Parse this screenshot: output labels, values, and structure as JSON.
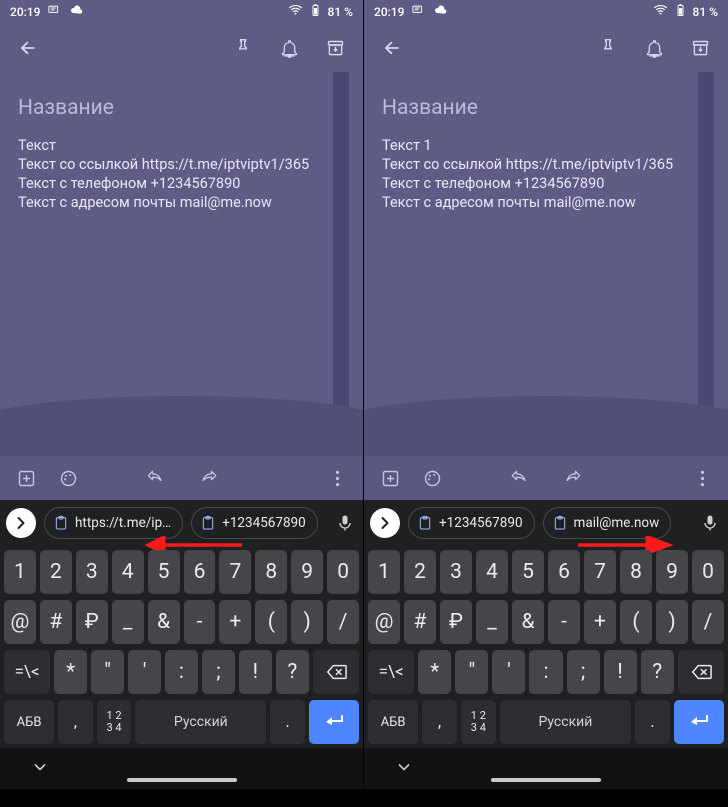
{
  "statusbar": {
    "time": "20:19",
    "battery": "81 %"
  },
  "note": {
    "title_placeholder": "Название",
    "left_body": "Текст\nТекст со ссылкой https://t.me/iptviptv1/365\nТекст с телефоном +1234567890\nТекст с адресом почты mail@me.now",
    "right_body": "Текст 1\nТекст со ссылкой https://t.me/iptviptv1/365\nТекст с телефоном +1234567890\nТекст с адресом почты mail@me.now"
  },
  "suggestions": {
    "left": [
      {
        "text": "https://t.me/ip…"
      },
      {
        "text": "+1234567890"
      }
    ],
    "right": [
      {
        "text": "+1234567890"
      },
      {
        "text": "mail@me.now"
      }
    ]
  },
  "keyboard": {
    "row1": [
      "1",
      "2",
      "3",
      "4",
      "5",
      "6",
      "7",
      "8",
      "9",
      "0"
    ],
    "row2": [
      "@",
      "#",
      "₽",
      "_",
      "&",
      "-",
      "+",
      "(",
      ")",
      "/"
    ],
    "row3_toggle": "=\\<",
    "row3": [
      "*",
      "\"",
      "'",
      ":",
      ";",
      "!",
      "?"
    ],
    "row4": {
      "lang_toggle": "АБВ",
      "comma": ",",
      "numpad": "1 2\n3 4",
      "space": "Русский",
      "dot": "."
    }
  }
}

AIM OF THE TASK
Go through the preceding material and copy each line that has the word "адресом".

TASK ANSWER
    "left_body": "Текст\nТекст со ссылкой https://t.me/iptviptv1/365\nТекст с телефоном +1234567890\nТекст с адресом почты mail@me.now",
    "right_body": "Текст 1\nТекст со ссылкой https://t.me/iptviptv1/365\nТекст с телефоном +1234567890\nТекст с адресом почты mail@me.now"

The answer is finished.